REQUIREMENT
Output every line of the listing below as a JSON list of strings, with one string per line and blank lines left out.

____

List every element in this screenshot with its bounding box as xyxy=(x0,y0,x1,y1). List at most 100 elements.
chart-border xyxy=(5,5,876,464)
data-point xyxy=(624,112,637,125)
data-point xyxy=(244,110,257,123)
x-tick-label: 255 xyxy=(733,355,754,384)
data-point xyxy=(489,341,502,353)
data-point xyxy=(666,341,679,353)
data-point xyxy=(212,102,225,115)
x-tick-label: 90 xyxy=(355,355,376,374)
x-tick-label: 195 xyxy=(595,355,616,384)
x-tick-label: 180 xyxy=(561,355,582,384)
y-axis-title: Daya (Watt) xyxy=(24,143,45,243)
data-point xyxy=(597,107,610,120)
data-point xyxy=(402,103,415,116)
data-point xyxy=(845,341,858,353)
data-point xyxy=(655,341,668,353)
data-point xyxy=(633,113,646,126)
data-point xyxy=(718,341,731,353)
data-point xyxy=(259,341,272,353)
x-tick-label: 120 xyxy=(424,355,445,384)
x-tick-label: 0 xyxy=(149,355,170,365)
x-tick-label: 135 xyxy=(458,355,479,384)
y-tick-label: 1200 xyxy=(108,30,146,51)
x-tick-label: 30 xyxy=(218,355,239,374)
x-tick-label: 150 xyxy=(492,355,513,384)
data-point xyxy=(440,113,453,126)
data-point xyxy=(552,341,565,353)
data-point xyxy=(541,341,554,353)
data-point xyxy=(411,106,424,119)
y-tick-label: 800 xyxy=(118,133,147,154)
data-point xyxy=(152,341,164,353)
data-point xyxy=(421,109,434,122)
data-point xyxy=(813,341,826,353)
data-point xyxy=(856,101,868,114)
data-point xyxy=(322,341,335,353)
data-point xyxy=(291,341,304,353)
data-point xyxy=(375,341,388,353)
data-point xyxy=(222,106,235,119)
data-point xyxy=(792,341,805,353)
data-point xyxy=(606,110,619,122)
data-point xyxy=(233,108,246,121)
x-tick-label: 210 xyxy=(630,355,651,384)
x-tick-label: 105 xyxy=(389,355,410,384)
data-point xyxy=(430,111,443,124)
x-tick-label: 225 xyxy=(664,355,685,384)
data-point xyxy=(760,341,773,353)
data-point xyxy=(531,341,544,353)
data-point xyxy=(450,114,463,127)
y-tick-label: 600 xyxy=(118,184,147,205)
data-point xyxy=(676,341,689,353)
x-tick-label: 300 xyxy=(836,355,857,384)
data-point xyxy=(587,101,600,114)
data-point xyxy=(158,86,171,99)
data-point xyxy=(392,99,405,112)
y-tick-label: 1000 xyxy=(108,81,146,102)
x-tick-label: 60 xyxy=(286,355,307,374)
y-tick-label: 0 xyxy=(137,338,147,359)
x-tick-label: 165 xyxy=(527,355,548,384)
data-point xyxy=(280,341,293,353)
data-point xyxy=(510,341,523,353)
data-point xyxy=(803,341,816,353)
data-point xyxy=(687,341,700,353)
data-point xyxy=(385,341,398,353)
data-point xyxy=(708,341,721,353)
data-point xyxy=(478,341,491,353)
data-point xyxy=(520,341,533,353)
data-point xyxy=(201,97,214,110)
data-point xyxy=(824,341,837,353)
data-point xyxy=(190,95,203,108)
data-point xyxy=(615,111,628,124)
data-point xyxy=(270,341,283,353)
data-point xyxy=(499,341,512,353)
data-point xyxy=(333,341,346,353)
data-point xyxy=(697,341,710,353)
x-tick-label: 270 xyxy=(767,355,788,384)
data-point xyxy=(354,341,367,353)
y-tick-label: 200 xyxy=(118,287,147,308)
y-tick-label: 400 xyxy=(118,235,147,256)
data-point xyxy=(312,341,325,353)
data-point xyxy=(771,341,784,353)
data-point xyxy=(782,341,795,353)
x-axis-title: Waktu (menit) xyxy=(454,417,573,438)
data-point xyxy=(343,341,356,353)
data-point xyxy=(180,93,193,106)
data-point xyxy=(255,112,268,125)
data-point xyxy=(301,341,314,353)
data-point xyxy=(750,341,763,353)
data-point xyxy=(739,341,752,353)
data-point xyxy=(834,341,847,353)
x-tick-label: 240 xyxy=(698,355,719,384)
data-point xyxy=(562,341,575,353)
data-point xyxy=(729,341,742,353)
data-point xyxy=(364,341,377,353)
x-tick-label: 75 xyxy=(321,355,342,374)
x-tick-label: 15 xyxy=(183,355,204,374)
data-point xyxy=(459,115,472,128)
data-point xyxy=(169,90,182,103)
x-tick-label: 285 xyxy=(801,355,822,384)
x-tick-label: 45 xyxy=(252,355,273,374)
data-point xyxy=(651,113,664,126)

____

RESPONSE
[
  "List every element in this screenshot with its bounding box as xyxy=(x0,y0,x1,y1). List at most 100 elements.",
  "chart-border xyxy=(5,5,876,464)",
  "data-point xyxy=(624,112,637,125)",
  "data-point xyxy=(244,110,257,123)",
  "x-tick-label: 255 xyxy=(733,355,754,384)",
  "data-point xyxy=(489,341,502,353)",
  "data-point xyxy=(666,341,679,353)",
  "data-point xyxy=(212,102,225,115)",
  "x-tick-label: 90 xyxy=(355,355,376,374)",
  "x-tick-label: 195 xyxy=(595,355,616,384)",
  "x-tick-label: 180 xyxy=(561,355,582,384)",
  "y-axis-title: Daya (Watt) xyxy=(24,143,45,243)",
  "data-point xyxy=(597,107,610,120)",
  "data-point xyxy=(402,103,415,116)",
  "data-point xyxy=(845,341,858,353)",
  "data-point xyxy=(655,341,668,353)",
  "data-point xyxy=(633,113,646,126)",
  "data-point xyxy=(718,341,731,353)",
  "data-point xyxy=(259,341,272,353)",
  "x-tick-label: 120 xyxy=(424,355,445,384)",
  "x-tick-label: 0 xyxy=(149,355,170,365)",
  "x-tick-label: 135 xyxy=(458,355,479,384)",
  "y-tick-label: 1200 xyxy=(108,30,146,51)",
  "x-tick-label: 30 xyxy=(218,355,239,374)",
  "x-tick-label: 150 xyxy=(492,355,513,384)",
  "data-point xyxy=(440,113,453,126)",
  "data-point xyxy=(552,341,565,353)",
  "data-point xyxy=(541,341,554,353)",
  "data-point xyxy=(411,106,424,119)",
  "y-tick-label: 800 xyxy=(118,133,147,154)",
  "data-point xyxy=(152,341,164,353)",
  "data-point xyxy=(421,109,434,122)",
  "data-point xyxy=(813,341,826,353)",
  "data-point xyxy=(856,101,868,114)",
  "data-point xyxy=(322,341,335,353)",
  "data-point xyxy=(291,341,304,353)",
  "data-point xyxy=(375,341,388,353)",
  "data-point xyxy=(222,106,235,119)",
  "data-point xyxy=(792,341,805,353)",
  "data-point xyxy=(606,110,619,122)",
  "data-point xyxy=(233,108,246,121)",
  "x-tick-label: 210 xyxy=(630,355,651,384)",
  "x-tick-label: 105 xyxy=(389,355,410,384)",
  "data-point xyxy=(430,111,443,124)",
  "x-tick-label: 225 xyxy=(664,355,685,384)",
  "data-point xyxy=(760,341,773,353)",
  "data-point xyxy=(531,341,544,353)",
  "data-point xyxy=(450,114,463,127)",
  "y-tick-label: 600 xyxy=(118,184,147,205)",
  "data-point xyxy=(676,341,689,353)",
  "x-tick-label: 300 xyxy=(836,355,857,384)",
  "data-point xyxy=(587,101,600,114)",
  "data-point xyxy=(158,86,171,99)",
  "data-point xyxy=(392,99,405,112)",
  "y-tick-label: 1000 xyxy=(108,81,146,102)",
  "x-tick-label: 60 xyxy=(286,355,307,374)",
  "y-tick-label: 0 xyxy=(137,338,147,359)",
  "x-tick-label: 165 xyxy=(527,355,548,384)",
  "data-point xyxy=(280,341,293,353)",
  "data-point xyxy=(510,341,523,353)",
  "data-point xyxy=(803,341,816,353)",
  "data-point xyxy=(687,341,700,353)",
  "data-point xyxy=(385,341,398,353)",
  "data-point xyxy=(708,341,721,353)",
  "data-point xyxy=(478,341,491,353)",
  "data-point xyxy=(520,341,533,353)",
  "data-point xyxy=(201,97,214,110)",
  "data-point xyxy=(824,341,837,353)",
  "data-point xyxy=(190,95,203,108)",
  "data-point xyxy=(615,111,628,124)",
  "data-point xyxy=(270,341,283,353)",
  "data-point xyxy=(499,341,512,353)",
  "data-point xyxy=(333,341,346,353)",
  "data-point xyxy=(697,341,710,353)",
  "x-tick-label: 270 xyxy=(767,355,788,384)",
  "data-point xyxy=(354,341,367,353)",
  "y-tick-label: 200 xyxy=(118,287,147,308)",
  "y-tick-label: 400 xyxy=(118,235,147,256)",
  "data-point xyxy=(312,341,325,353)",
  "data-point xyxy=(771,341,784,353)",
  "data-point xyxy=(782,341,795,353)",
  "x-axis-title: Waktu (menit) xyxy=(454,417,573,438)",
  "data-point xyxy=(343,341,356,353)",
  "data-point xyxy=(180,93,193,106)",
  "data-point xyxy=(255,112,268,125)",
  "data-point xyxy=(301,341,314,353)",
  "data-point xyxy=(750,341,763,353)",
  "data-point xyxy=(739,341,752,353)",
  "data-point xyxy=(834,341,847,353)",
  "x-tick-label: 240 xyxy=(698,355,719,384)",
  "data-point xyxy=(562,341,575,353)",
  "data-point xyxy=(729,341,742,353)",
  "data-point xyxy=(364,341,377,353)",
  "x-tick-label: 75 xyxy=(321,355,342,374)",
  "x-tick-label: 15 xyxy=(183,355,204,374)",
  "data-point xyxy=(459,115,472,128)",
  "data-point xyxy=(169,90,182,103)",
  "x-tick-label: 285 xyxy=(801,355,822,384)",
  "x-tick-label: 45 xyxy=(252,355,273,374)",
  "data-point xyxy=(651,113,664,126)"
]